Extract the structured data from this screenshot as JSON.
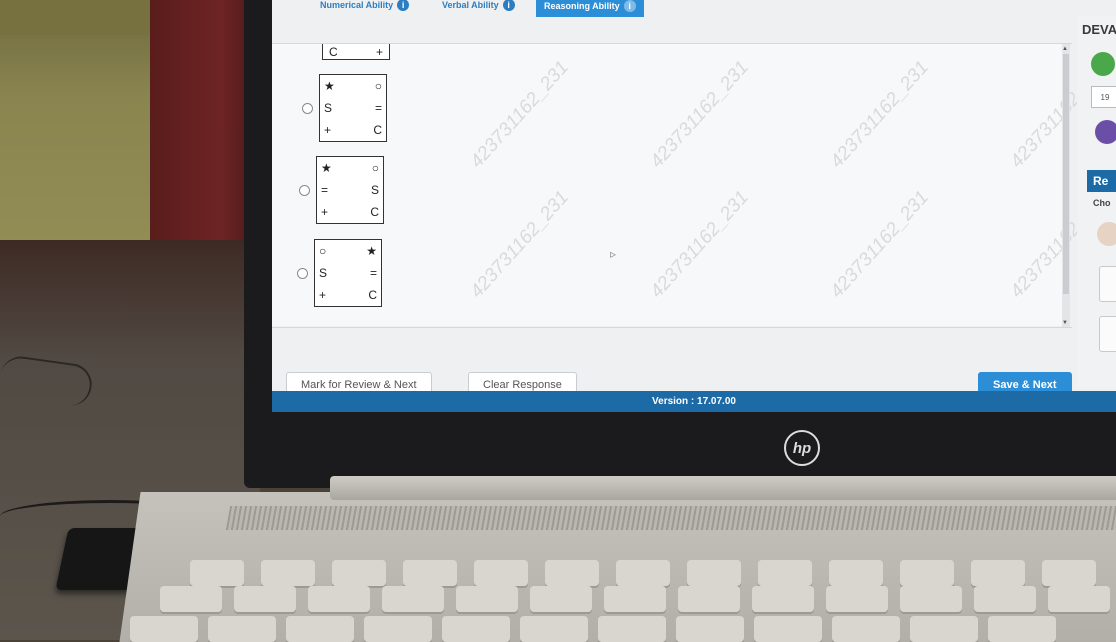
{
  "tabs": [
    {
      "label": "Numerical Ability",
      "info": "i",
      "active": false
    },
    {
      "label": "Verbal Ability",
      "info": "i",
      "active": false
    },
    {
      "label": "Reasoning Ability",
      "info": "i",
      "active": true
    }
  ],
  "watermark_text": "423731162_231",
  "options": [
    {
      "cells": [
        "★",
        "○",
        "S",
        "=",
        "+",
        "C"
      ]
    },
    {
      "cells": [
        "★",
        "○",
        "=",
        "S",
        "+",
        "C"
      ]
    },
    {
      "cells": [
        "○",
        "★",
        "S",
        "=",
        "+",
        "C"
      ]
    }
  ],
  "partial_option": {
    "left": "C",
    "right": "+"
  },
  "buttons": {
    "mark_review": "Mark for Review & Next",
    "clear": "Clear Response",
    "save_next": "Save & Next"
  },
  "footer": {
    "version": "Version : 17.07.00"
  },
  "sidepanel": {
    "candidate_name": "DEVA",
    "count": "19",
    "section": "Re",
    "choose": "Cho"
  },
  "laptop": {
    "brand": "hp"
  },
  "colors": {
    "accent": "#2d8ed8",
    "footer": "#1c6aa6"
  }
}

──────

THE REQUEST
Compute how many lines include the string "Next", then give that number by itself.

WORKED ANSWER
2